- [Set problem] Wherever the string "benutzen" appears in the listing, copy that line.

- [Record extracts]

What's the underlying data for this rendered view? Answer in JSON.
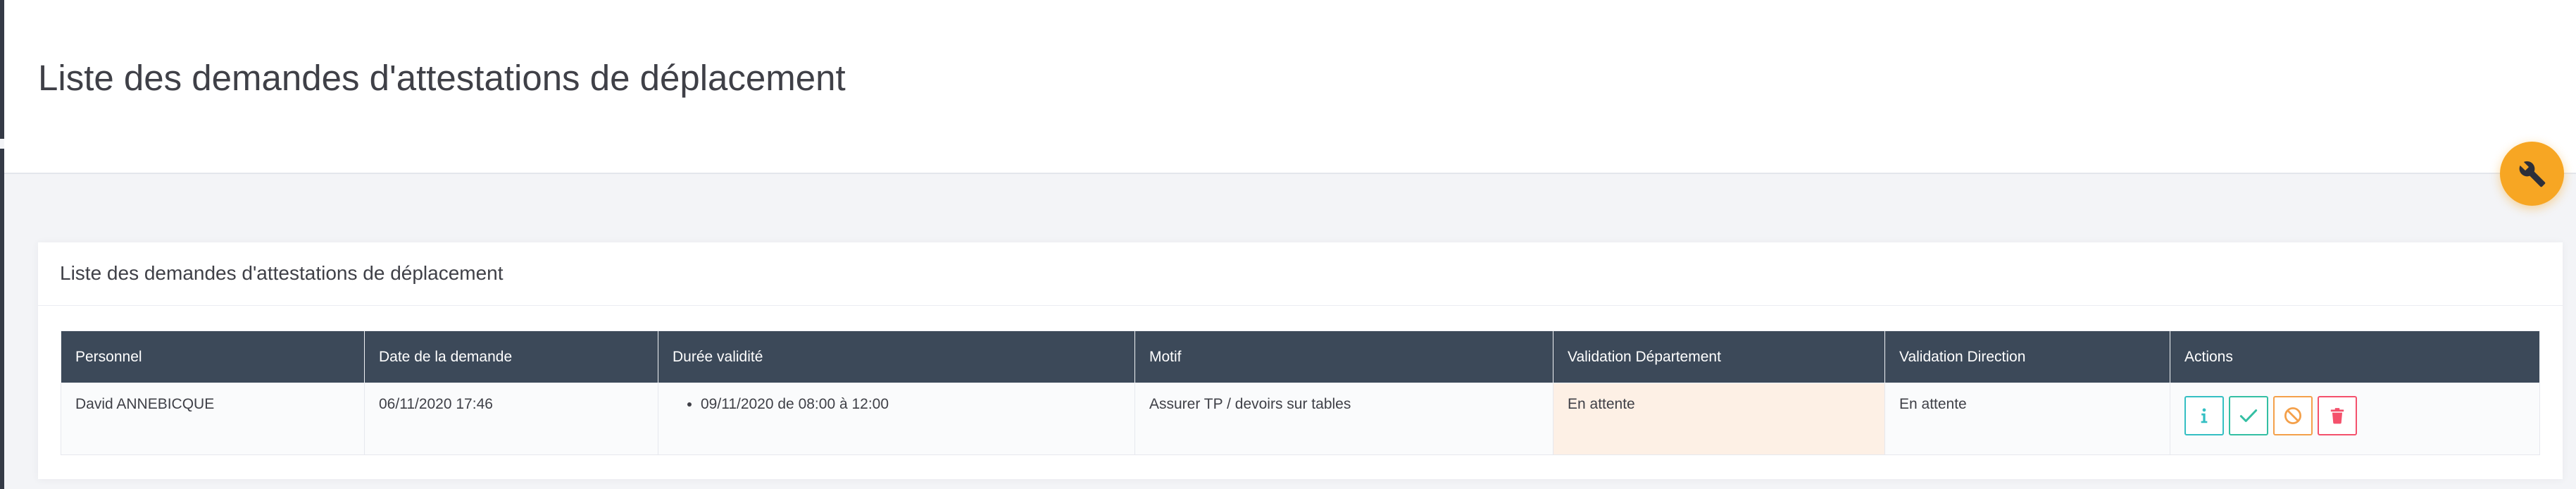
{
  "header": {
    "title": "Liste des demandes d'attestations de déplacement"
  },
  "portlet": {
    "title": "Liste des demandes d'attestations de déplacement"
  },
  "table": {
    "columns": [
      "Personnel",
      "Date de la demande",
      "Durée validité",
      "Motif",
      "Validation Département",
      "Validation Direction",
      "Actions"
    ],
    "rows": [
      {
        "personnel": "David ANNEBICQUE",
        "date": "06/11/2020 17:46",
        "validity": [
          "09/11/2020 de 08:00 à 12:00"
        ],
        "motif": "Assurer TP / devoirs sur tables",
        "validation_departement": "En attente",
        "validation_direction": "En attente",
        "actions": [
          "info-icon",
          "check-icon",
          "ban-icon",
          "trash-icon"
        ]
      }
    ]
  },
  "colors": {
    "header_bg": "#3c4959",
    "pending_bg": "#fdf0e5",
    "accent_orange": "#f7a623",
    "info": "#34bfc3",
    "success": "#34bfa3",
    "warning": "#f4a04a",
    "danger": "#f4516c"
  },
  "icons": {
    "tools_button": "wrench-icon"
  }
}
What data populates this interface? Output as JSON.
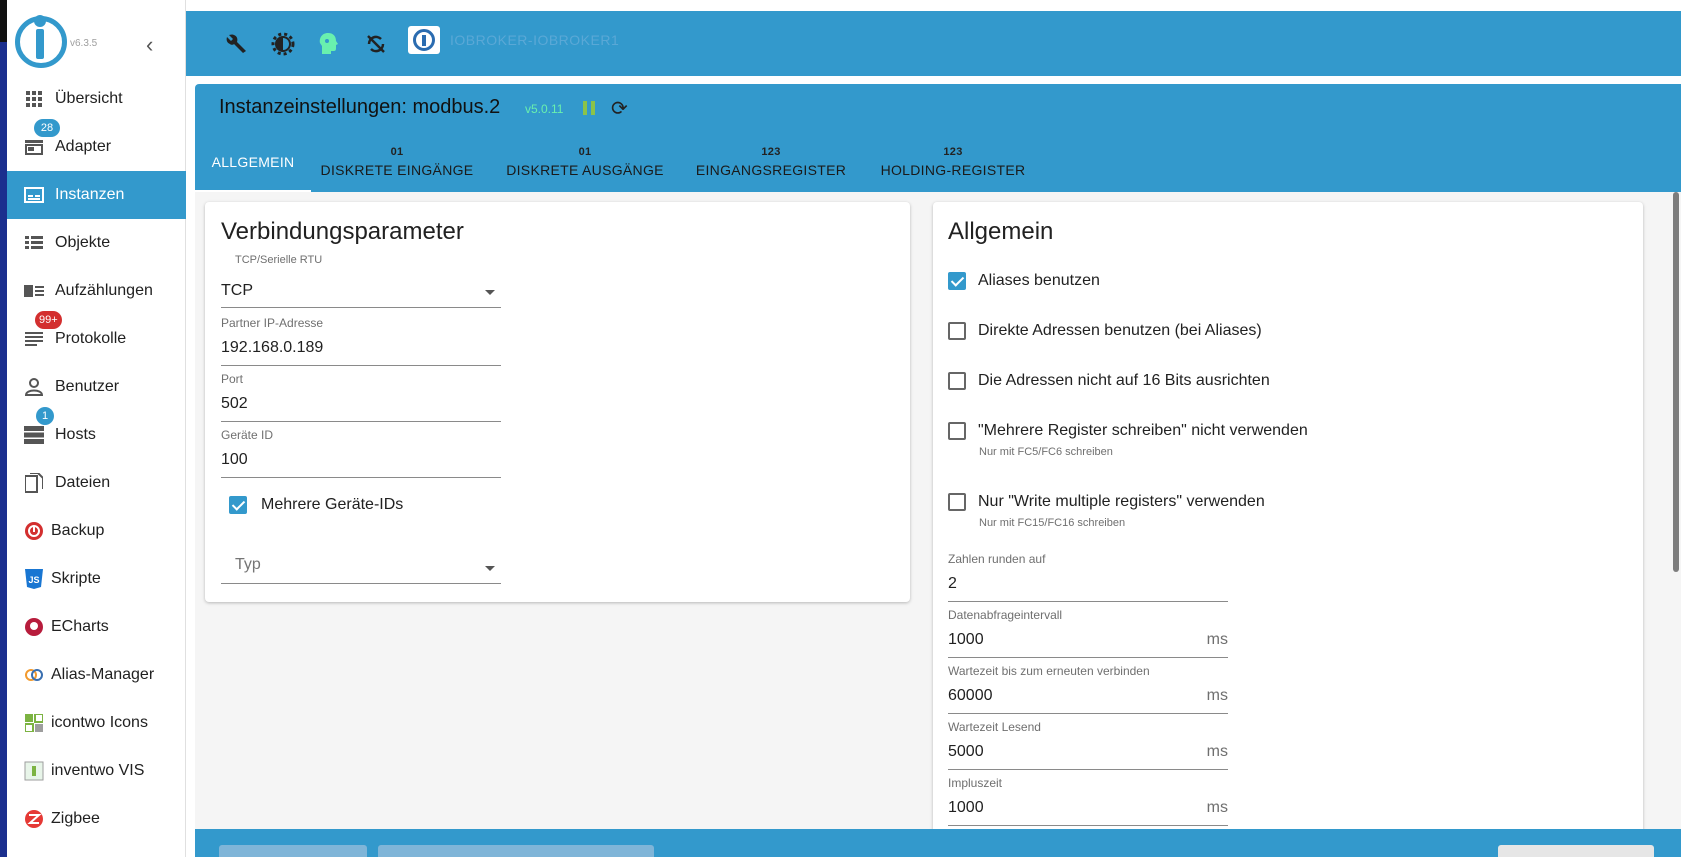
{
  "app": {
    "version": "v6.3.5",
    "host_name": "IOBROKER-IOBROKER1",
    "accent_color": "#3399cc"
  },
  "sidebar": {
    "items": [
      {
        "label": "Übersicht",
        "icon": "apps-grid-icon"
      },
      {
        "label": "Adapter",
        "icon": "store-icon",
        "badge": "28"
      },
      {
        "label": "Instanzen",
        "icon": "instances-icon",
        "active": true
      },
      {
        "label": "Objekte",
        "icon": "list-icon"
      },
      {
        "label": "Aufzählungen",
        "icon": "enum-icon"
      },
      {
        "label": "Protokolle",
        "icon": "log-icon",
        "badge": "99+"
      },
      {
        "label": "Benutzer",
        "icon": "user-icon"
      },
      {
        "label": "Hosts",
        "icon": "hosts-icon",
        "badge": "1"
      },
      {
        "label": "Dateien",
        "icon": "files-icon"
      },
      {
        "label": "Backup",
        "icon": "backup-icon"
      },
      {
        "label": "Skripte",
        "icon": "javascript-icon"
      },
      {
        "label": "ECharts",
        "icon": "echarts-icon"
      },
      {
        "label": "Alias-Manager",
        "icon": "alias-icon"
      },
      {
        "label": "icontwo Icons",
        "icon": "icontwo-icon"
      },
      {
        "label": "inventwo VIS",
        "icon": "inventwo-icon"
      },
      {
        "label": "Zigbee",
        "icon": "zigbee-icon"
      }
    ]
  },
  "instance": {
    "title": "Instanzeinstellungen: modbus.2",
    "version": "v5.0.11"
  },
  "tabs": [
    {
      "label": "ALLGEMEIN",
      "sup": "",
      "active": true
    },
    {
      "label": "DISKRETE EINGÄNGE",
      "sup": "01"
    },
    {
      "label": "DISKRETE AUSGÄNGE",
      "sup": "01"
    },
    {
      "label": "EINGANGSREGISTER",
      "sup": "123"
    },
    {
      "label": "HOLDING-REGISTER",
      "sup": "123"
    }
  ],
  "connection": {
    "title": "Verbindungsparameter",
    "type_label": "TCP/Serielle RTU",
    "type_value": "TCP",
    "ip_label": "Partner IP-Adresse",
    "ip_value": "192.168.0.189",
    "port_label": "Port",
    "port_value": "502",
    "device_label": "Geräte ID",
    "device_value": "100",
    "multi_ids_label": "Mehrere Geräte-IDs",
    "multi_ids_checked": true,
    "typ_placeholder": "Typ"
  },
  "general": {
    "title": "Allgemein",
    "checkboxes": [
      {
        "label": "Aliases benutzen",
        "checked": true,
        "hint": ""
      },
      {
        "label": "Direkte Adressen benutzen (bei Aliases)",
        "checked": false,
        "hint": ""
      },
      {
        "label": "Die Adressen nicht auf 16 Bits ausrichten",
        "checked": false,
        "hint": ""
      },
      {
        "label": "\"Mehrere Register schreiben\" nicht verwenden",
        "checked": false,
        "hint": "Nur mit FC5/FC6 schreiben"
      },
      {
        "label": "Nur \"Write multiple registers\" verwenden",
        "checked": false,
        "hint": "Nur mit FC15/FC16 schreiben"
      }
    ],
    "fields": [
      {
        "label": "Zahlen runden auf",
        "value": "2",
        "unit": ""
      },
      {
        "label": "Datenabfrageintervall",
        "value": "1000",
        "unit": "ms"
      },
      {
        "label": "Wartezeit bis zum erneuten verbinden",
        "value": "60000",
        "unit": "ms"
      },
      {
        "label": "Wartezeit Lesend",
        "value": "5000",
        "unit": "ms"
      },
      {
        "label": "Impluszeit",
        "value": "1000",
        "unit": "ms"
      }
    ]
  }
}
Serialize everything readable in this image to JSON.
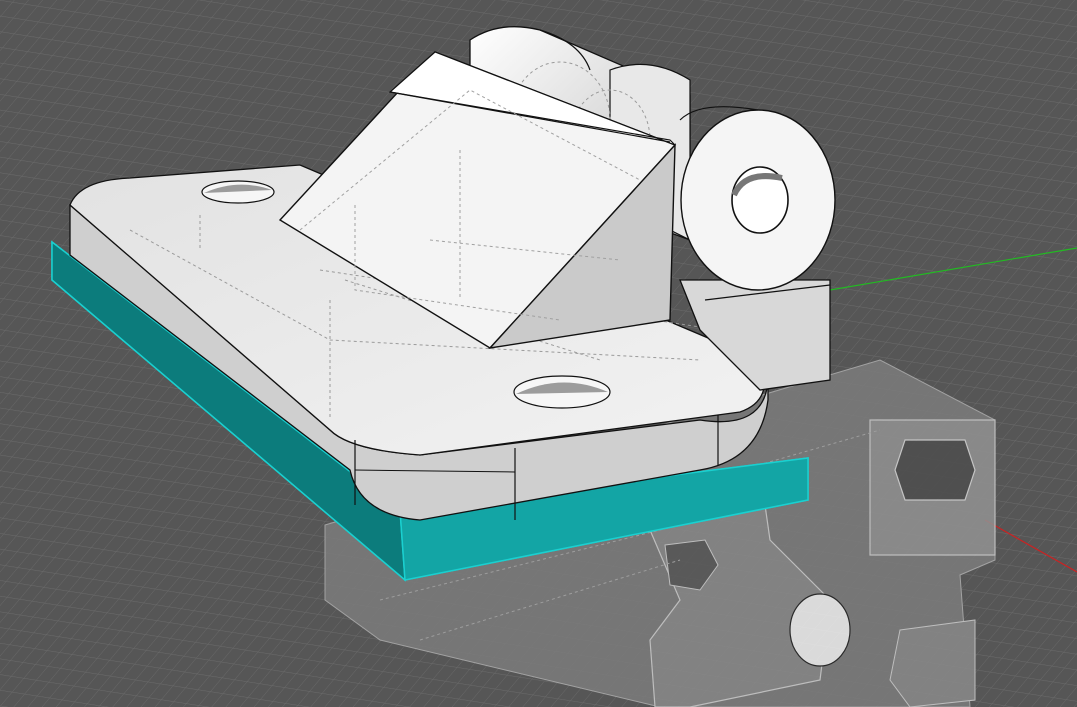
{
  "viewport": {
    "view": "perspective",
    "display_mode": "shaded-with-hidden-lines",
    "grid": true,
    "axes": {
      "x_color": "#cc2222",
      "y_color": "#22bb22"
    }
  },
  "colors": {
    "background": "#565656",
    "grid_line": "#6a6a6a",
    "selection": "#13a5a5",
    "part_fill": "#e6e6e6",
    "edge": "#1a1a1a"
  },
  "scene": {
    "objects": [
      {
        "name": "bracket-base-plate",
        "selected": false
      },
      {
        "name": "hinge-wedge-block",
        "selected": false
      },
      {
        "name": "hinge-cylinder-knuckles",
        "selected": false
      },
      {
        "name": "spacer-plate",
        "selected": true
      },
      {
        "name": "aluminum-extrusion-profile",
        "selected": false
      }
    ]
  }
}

- [The completed task]
        "label": "Aliases benutzen",
        "label": "Direkte Adressen benutzen (bei Aliases)",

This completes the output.